━━━ RECORDS SHOWN

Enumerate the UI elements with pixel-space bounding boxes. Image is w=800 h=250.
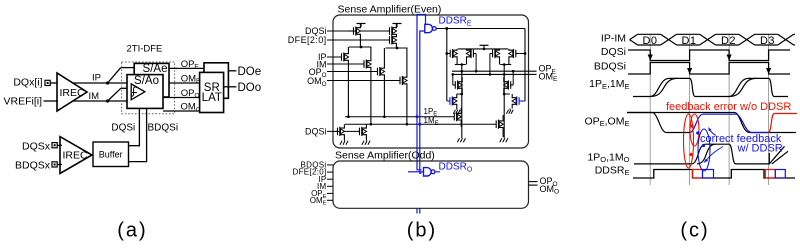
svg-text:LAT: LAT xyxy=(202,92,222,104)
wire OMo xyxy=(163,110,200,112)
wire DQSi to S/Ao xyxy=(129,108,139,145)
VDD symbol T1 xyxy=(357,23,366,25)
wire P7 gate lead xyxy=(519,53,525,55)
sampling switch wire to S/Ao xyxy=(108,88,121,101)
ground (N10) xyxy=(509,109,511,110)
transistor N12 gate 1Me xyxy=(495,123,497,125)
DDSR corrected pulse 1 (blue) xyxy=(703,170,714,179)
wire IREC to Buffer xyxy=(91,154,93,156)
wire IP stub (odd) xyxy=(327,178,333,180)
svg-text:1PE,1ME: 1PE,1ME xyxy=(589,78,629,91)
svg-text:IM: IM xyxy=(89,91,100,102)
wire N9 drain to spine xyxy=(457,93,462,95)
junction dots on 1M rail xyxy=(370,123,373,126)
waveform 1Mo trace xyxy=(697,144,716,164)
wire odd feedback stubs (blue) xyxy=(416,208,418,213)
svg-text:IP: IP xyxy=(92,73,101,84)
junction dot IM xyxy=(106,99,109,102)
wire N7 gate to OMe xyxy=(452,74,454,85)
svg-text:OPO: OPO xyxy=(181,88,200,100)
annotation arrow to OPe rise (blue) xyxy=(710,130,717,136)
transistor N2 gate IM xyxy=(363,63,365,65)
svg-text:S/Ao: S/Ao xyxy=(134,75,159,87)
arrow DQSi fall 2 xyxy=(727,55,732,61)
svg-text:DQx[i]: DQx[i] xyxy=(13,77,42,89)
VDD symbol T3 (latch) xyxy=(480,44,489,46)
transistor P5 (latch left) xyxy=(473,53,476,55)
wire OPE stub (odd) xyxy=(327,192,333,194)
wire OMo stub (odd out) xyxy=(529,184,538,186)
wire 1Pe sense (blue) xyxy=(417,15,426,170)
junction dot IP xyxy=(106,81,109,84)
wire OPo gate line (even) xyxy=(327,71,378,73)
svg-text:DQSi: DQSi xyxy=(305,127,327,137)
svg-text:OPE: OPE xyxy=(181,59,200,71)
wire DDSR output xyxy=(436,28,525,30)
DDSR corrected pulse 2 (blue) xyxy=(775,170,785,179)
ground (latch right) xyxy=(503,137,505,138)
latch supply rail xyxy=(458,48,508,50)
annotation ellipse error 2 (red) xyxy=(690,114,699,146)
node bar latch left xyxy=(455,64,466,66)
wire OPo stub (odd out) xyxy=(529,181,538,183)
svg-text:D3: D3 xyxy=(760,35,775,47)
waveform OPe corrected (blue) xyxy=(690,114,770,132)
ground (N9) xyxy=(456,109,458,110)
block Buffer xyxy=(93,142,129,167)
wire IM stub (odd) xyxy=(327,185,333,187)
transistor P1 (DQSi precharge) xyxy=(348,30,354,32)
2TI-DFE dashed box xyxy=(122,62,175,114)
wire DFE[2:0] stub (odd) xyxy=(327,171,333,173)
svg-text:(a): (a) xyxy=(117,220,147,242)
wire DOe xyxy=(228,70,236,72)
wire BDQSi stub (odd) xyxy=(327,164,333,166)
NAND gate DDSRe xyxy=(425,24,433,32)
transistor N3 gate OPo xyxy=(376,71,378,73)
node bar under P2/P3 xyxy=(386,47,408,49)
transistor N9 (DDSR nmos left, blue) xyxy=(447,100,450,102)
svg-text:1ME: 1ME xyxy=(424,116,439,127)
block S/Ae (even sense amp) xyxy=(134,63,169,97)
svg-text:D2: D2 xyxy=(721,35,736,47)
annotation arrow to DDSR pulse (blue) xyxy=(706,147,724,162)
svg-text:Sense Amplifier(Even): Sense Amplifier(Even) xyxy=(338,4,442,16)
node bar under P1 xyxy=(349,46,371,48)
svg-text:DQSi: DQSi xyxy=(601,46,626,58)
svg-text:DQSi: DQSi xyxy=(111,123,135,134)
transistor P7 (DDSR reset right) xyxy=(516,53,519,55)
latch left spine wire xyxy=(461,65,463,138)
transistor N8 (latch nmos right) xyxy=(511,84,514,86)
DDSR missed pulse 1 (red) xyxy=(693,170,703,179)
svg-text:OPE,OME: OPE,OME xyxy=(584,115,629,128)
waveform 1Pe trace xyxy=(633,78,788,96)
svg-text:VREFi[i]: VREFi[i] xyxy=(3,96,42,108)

━━━━━━

§ **WHAT IS EXPECTED**
Render every line of the records above as a Markdown table with the columns Row and Line. Number each row, skip blank lines, and leave the pictures out.

§ **WRITTEN SOLUTION**
| Row | Line |
|---|---|
| 1 | Enumerate the UI elements with pixel-space bounding boxes. Image is w=800 h=250. |
| 2 | svg-text:LAT: LAT xyxy=(202,92,222,104) |
| 3 | wire OMo xyxy=(163,110,200,112) |
| 4 | wire DQSi to S/Ao xyxy=(129,108,139,145) |
| 5 | VDD symbol T1 xyxy=(357,23,366,25) |
| 6 | wire P7 gate lead xyxy=(519,53,525,55) |
| 7 | sampling switch wire to S/Ao xyxy=(108,88,121,101) |
| 8 | ground (N10) xyxy=(509,109,511,110) |
| 9 | transistor N12 gate 1Me xyxy=(495,123,497,125) |
| 10 | DDSR corrected pulse 1 (blue) xyxy=(703,170,714,179) |
| 11 | wire IREC to Buffer xyxy=(91,154,93,156) |
| 12 | wire IP stub (odd) xyxy=(327,178,333,180) |
| 13 | svg-text:1PE,1ME: 1PE,1ME xyxy=(589,78,629,91) |
| 14 | svg-text:IM: IM xyxy=(89,91,100,102) |
| 15 | wire N9 drain to spine xyxy=(457,93,462,95) |
| 16 | junction dots on 1M rail xyxy=(370,123,373,126) |
| 17 | waveform 1Mo trace xyxy=(697,144,716,164) |
| 18 | wire odd feedback stubs (blue) xyxy=(416,208,418,213) |
| 19 | svg-text:IP: IP xyxy=(92,73,101,84) |
| 20 | junction dot IM xyxy=(106,99,109,102) |
| 21 | wire N7 gate to OMe xyxy=(452,74,454,85) |
| 22 | svg-text:OPO: OPO xyxy=(181,88,200,100) |
| 23 | annotation arrow to OPe rise (blue) xyxy=(710,130,717,136) |
| 24 | transistor N2 gate IM xyxy=(363,63,365,65) |
| 25 | svg-text:S/Ao: S/Ao xyxy=(134,75,159,87) |
| 26 | arrow DQSi fall 2 xyxy=(727,55,732,61) |
| 27 | svg-text:DQx[i]: DQx[i] xyxy=(13,77,42,89) |
| 28 | VDD symbol T3 (latch) xyxy=(480,44,489,46) |
| 29 | transistor P5 (latch left) xyxy=(473,53,476,55) |
| 30 | wire OPE stub (odd) xyxy=(327,192,333,194) |
| 31 | wire OMo stub (odd out) xyxy=(529,184,538,186) |
| 32 | wire 1Pe sense (blue) xyxy=(417,15,426,170) |
| 33 | junction dot IP xyxy=(106,81,109,84) |
| 34 | wire OPo gate line (even) xyxy=(327,71,378,73) |
| 35 | svg-text:DQSi: DQSi xyxy=(305,127,327,137) |
| 36 | svg-text:OPE: OPE xyxy=(181,59,200,71) |
| 37 | wire DDSR output xyxy=(436,28,525,30) |
| 38 | DDSR corrected pulse 2 (blue) xyxy=(775,170,785,179) |
| 39 | ground (latch right) xyxy=(503,137,505,138) |
| 40 | latch supply rail xyxy=(458,48,508,50) |
| 41 | annotation ellipse error 2 (red) xyxy=(690,114,699,146) |
| 42 | node bar latch left xyxy=(455,64,466,66) |
| 43 | wire OPo stub (odd out) xyxy=(529,181,538,183) |
| 44 | svg-text:D3: D3 xyxy=(760,35,775,47) |
| 45 | waveform OPe corrected (blue) xyxy=(690,114,770,132) |
| 46 | ground (N9) xyxy=(456,109,458,110) |
| 47 | block Buffer xyxy=(93,142,129,167) |
| 48 | wire IM stub (odd) xyxy=(327,185,333,187) |
| 49 | transistor P1 (DQSi precharge) xyxy=(348,30,354,32) |
| 50 | 2TI-DFE dashed box xyxy=(122,62,175,114) |
| 51 | wire DFE[2:0] stub (odd) xyxy=(327,171,333,173) |
| 52 | svg-text:(a): (a) xyxy=(117,220,147,242) |
| 53 | wire DOe xyxy=(228,70,236,72) |
| 54 | wire BDQSi stub (odd) xyxy=(327,164,333,166) |
| 55 | NAND gate DDSRe xyxy=(425,24,433,32) |
| 56 | transistor N3 gate OPo xyxy=(376,71,378,73) |
| 57 | node bar under P2/P3 xyxy=(386,47,408,49) |
| 58 | transistor N9 (DDSR nmos left, blue) xyxy=(447,100,450,102) |
| 59 | svg-text:1ME: 1ME xyxy=(424,116,439,127) |
| 60 | block S/Ae (even sense amp) xyxy=(134,63,169,97) |
| 61 | svg-text:D2: D2 xyxy=(721,35,736,47) |
| 62 | annotation arrow to DDSR pulse (blue) xyxy=(706,147,724,162) |
| 63 | svg-text:Sense Amplifier(Even): Sense Amplifier(Even) xyxy=(338,4,442,16) |
| 64 | node bar under P1 xyxy=(349,46,371,48) |
| 65 | svg-text:DQSi: DQSi xyxy=(601,46,626,58) |
| 66 | svg-text:DQSi: DQSi xyxy=(111,123,135,134) |
| 67 | transistor P7 (DDSR reset right) xyxy=(516,53,519,55) |
| 68 | latch left spine wire xyxy=(461,65,463,138) |
| 69 | transistor N8 (latch nmos right) xyxy=(511,84,514,86) |
| 70 | DDSR missed pulse 1 (red) xyxy=(693,170,703,179) |
| 71 | svg-text:OPE,OME: OPE,OME xyxy=(584,115,629,128) |
| 72 | waveform 1Pe trace xyxy=(633,78,788,96) |
| 73 | svg-text:VREFi[i]: VREFi[i] xyxy=(3,96,42,108) |